### Exercise details
Provide nothing but the number of lines containing the string "JSON".

### Data excerpts

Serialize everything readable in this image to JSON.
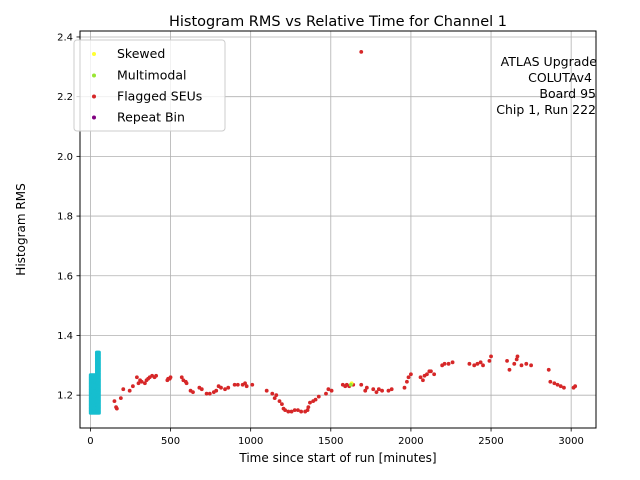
{
  "chart_data": {
    "type": "scatter",
    "title": "Histogram RMS vs Relative Time for Channel 1",
    "xlabel": "Time since start of run [minutes]",
    "ylabel": "Histogram RMS",
    "xlim": [
      -65,
      3155
    ],
    "ylim": [
      1.09,
      2.42
    ],
    "xticks": [
      0,
      500,
      1000,
      1500,
      2000,
      2500,
      3000
    ],
    "yticks": [
      1.2,
      1.4,
      1.6,
      1.8,
      2.0,
      2.2,
      2.4
    ],
    "grid": true,
    "legend_position": "upper-left",
    "annotation_lines": [
      "ATLAS Upgrade",
      "COLUTAv4",
      "Board 95",
      "Chip 1, Run 222"
    ],
    "legend": [
      {
        "label": "Skewed",
        "color": "#ffff33"
      },
      {
        "label": "Multimodal",
        "color": "#99e633"
      },
      {
        "label": "Flagged SEUs",
        "color": "#d62728"
      },
      {
        "label": "Repeat Bin",
        "color": "#800080"
      }
    ],
    "series": [
      {
        "name": "Flagged SEUs",
        "color": "#d62728",
        "x": [
          150,
          160,
          165,
          190,
          205,
          245,
          265,
          290,
          300,
          310,
          320,
          340,
          350,
          360,
          370,
          385,
          400,
          410,
          480,
          485,
          495,
          500,
          570,
          580,
          595,
          600,
          625,
          640,
          680,
          695,
          725,
          745,
          770,
          785,
          800,
          815,
          840,
          860,
          900,
          920,
          950,
          965,
          975,
          1010,
          1100,
          1135,
          1150,
          1160,
          1180,
          1195,
          1205,
          1215,
          1235,
          1255,
          1275,
          1295,
          1315,
          1340,
          1355,
          1360,
          1370,
          1390,
          1405,
          1425,
          1470,
          1485,
          1505,
          1575,
          1590,
          1600,
          1615,
          1640,
          1690,
          1715,
          1725,
          1765,
          1785,
          1800,
          1820,
          1860,
          1880,
          1960,
          1975,
          1985,
          2000,
          2060,
          2075,
          2085,
          2100,
          2115,
          2125,
          2145,
          2195,
          2210,
          2235,
          2260,
          2365,
          2395,
          2415,
          2435,
          2450,
          2490,
          2500,
          2600,
          2615,
          2645,
          2660,
          2665,
          2690,
          2720,
          2750,
          2860,
          2870,
          2895,
          2915,
          2935,
          2955,
          3015,
          3025,
          1690
        ],
        "y": [
          1.18,
          1.16,
          1.155,
          1.19,
          1.22,
          1.215,
          1.23,
          1.26,
          1.24,
          1.25,
          1.245,
          1.24,
          1.25,
          1.255,
          1.26,
          1.265,
          1.26,
          1.265,
          1.25,
          1.255,
          1.255,
          1.26,
          1.26,
          1.25,
          1.245,
          1.24,
          1.215,
          1.21,
          1.225,
          1.22,
          1.205,
          1.205,
          1.21,
          1.215,
          1.23,
          1.225,
          1.22,
          1.225,
          1.235,
          1.235,
          1.235,
          1.24,
          1.23,
          1.235,
          1.215,
          1.205,
          1.19,
          1.2,
          1.18,
          1.17,
          1.155,
          1.15,
          1.145,
          1.145,
          1.15,
          1.15,
          1.145,
          1.145,
          1.15,
          1.16,
          1.175,
          1.18,
          1.185,
          1.195,
          1.205,
          1.22,
          1.215,
          1.235,
          1.23,
          1.235,
          1.23,
          1.235,
          1.235,
          1.215,
          1.225,
          1.22,
          1.21,
          1.22,
          1.215,
          1.215,
          1.22,
          1.225,
          1.245,
          1.26,
          1.27,
          1.26,
          1.25,
          1.265,
          1.27,
          1.28,
          1.28,
          1.27,
          1.3,
          1.305,
          1.305,
          1.31,
          1.305,
          1.3,
          1.305,
          1.31,
          1.3,
          1.315,
          1.33,
          1.315,
          1.285,
          1.305,
          1.32,
          1.33,
          1.3,
          1.305,
          1.3,
          1.285,
          1.245,
          1.24,
          1.235,
          1.23,
          1.225,
          1.225,
          1.23,
          2.35
        ]
      },
      {
        "name": "Skewed",
        "color": "#ffff33",
        "x": [
          1630
        ],
        "y": [
          1.24
        ]
      },
      {
        "name": "Multimodal",
        "color": "#99e633",
        "x": [
          1625
        ],
        "y": [
          1.235
        ]
      }
    ],
    "dense_cluster": {
      "color": "#17becf",
      "x_min": 0,
      "x_max": 55,
      "y_min": 1.14,
      "y_max": 1.345
    }
  }
}
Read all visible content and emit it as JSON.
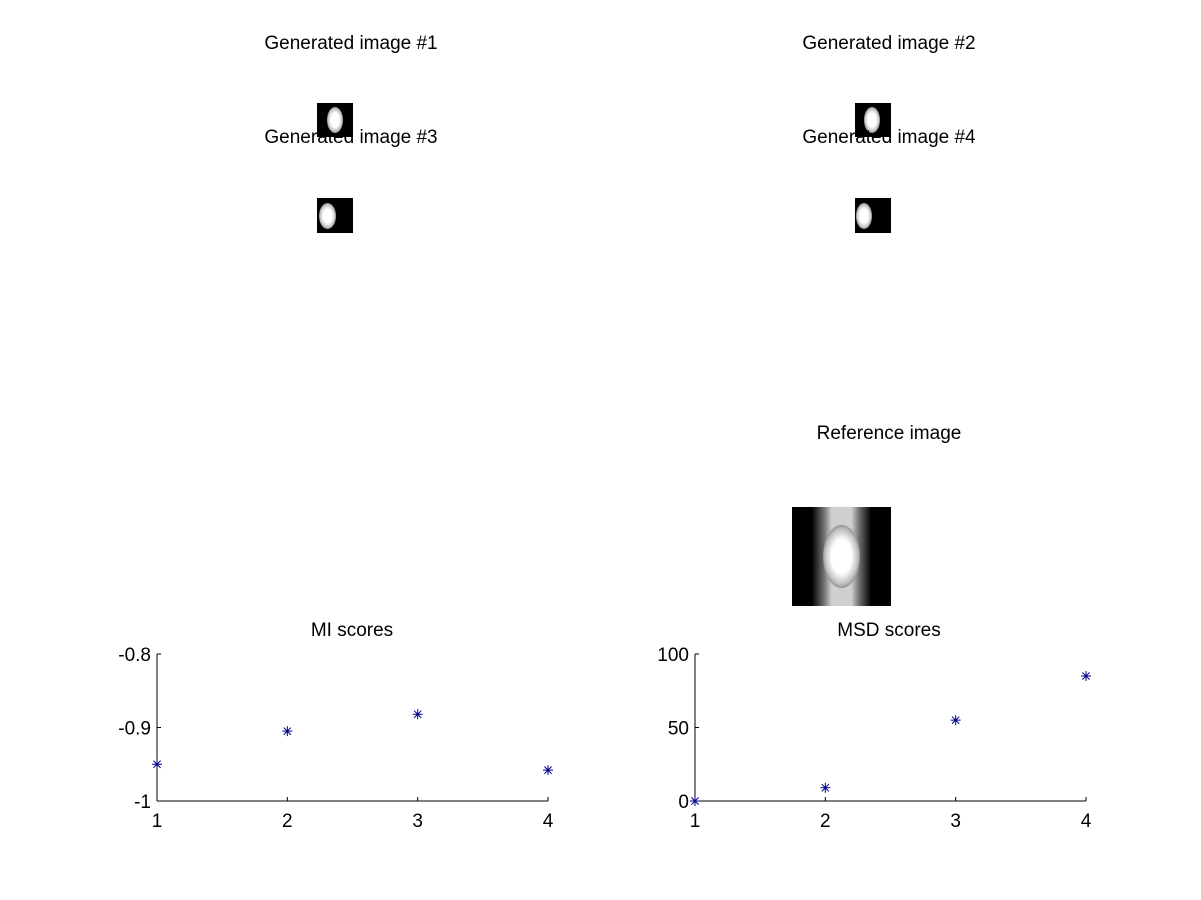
{
  "thumbnails": [
    {
      "title": "Generated image #1"
    },
    {
      "title": "Generated image #2"
    },
    {
      "title": "Generated image #3"
    },
    {
      "title": "Generated image #4"
    },
    {
      "title": "Reference image"
    }
  ],
  "marker_color": "#00008b",
  "chart_data": [
    {
      "type": "scatter",
      "title": "MI scores",
      "xlabel": "",
      "ylabel": "",
      "x": [
        1,
        2,
        3,
        4
      ],
      "y": [
        -0.95,
        -0.905,
        -0.882,
        -0.958
      ],
      "xlim": [
        1,
        4
      ],
      "ylim": [
        -1,
        -0.8
      ],
      "xticks": [
        1,
        2,
        3,
        4
      ],
      "xtick_labels": [
        "1",
        "2",
        "3",
        "4"
      ],
      "yticks": [
        -1,
        -0.9,
        -0.8
      ],
      "ytick_labels": [
        "-1",
        "-0.9",
        "-0.8"
      ],
      "marker": "*",
      "grid": false
    },
    {
      "type": "scatter",
      "title": "MSD scores",
      "xlabel": "",
      "ylabel": "",
      "x": [
        1,
        2,
        3,
        4
      ],
      "y": [
        0,
        9,
        55,
        85
      ],
      "xlim": [
        1,
        4
      ],
      "ylim": [
        0,
        100
      ],
      "xticks": [
        1,
        2,
        3,
        4
      ],
      "xtick_labels": [
        "1",
        "2",
        "3",
        "4"
      ],
      "yticks": [
        0,
        50,
        100
      ],
      "ytick_labels": [
        "0",
        "50",
        "100"
      ],
      "marker": "*",
      "grid": false
    }
  ]
}
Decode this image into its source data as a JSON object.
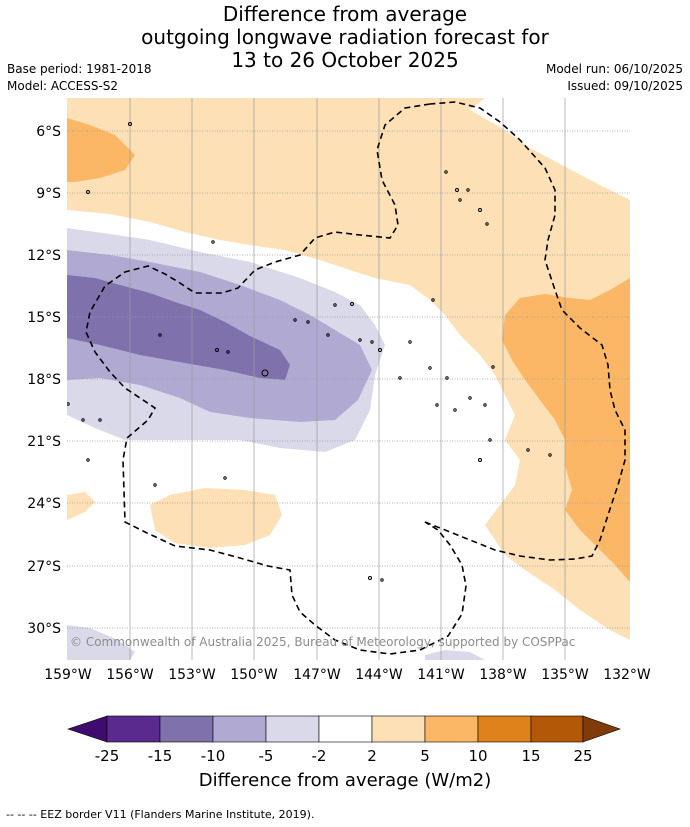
{
  "title": {
    "line1": "Difference from average",
    "line2": "outgoing longwave radiation forecast for",
    "line3": "13 to 26 October 2025"
  },
  "info": {
    "base_period": "Base period: 1981-2018",
    "model": "Model: ACCESS-S2",
    "model_run": "Model run: 06/10/2025",
    "issued": "Issued: 09/10/2025"
  },
  "map": {
    "lat_labels": [
      "6°S",
      "9°S",
      "12°S",
      "15°S",
      "18°S",
      "21°S",
      "24°S",
      "27°S",
      "30°S"
    ],
    "lon_labels": [
      "159°W",
      "156°W",
      "153°W",
      "150°W",
      "147°W",
      "144°W",
      "141°W",
      "138°W",
      "135°W",
      "132°W"
    ],
    "copyright": "© Commonwealth of Australia 2025, Bureau of Meteorology, supported by COSPPac"
  },
  "colorbar": {
    "ticks": [
      "-25",
      "-15",
      "-10",
      "-5",
      "-2",
      "2",
      "5",
      "10",
      "15",
      "25"
    ],
    "colors": [
      "#3f0b6e",
      "#5b2a8e",
      "#7f72ac",
      "#b0aad2",
      "#d9d9ea",
      "#ffffff",
      "#fde0b5",
      "#fbb765",
      "#e0821c",
      "#b35806",
      "#7f3b08"
    ],
    "title": "Difference from average (W/m2)"
  },
  "footer": {
    "text": "--  --  -- EEZ border V11 (Flanders Marine Institute, 2019)."
  },
  "colors": {
    "white": "#ffffff",
    "light_orange": "#fde0b5",
    "orange": "#fbb765",
    "light_purple": "#d9d9ea",
    "mid_purple": "#b0aad2",
    "dark_purple": "#7f72ac"
  }
}
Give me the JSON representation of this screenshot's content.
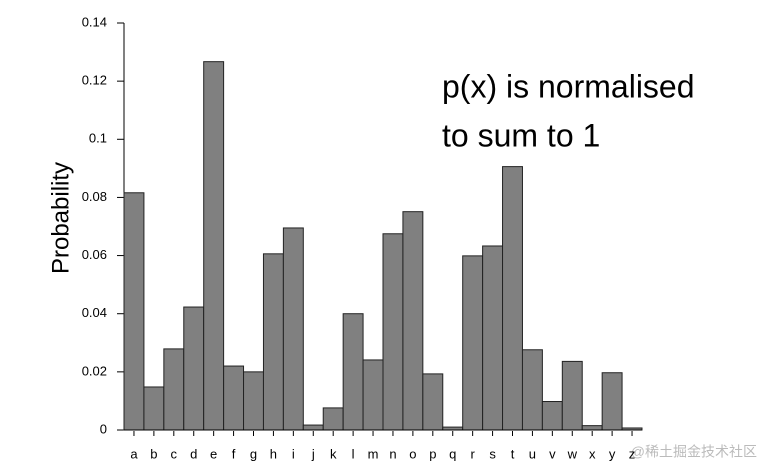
{
  "chart_data": {
    "type": "bar",
    "y_label": "Probability",
    "categories": [
      "a",
      "b",
      "c",
      "d",
      "e",
      "f",
      "g",
      "h",
      "i",
      "j",
      "k",
      "l",
      "m",
      "n",
      "o",
      "p",
      "q",
      "r",
      "s",
      "t",
      "u",
      "v",
      "w",
      "x",
      "y",
      "z"
    ],
    "values": [
      0.0816,
      0.0148,
      0.0279,
      0.0423,
      0.1267,
      0.022,
      0.02,
      0.0606,
      0.0695,
      0.0017,
      0.0076,
      0.04,
      0.0241,
      0.0675,
      0.0751,
      0.0193,
      0.001,
      0.0599,
      0.0633,
      0.0906,
      0.0276,
      0.0098,
      0.0236,
      0.0015,
      0.0197,
      0.0007
    ],
    "color": "#808080",
    "ylim": [
      0,
      0.14
    ],
    "yticks": [
      0,
      0.02,
      0.04,
      0.06,
      0.08,
      0.1,
      0.12,
      0.14
    ],
    "annotation": [
      "p(x) is normalised",
      "to sum to 1"
    ],
    "watermark": "@稀土掘金技术社区"
  }
}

### Correct output
4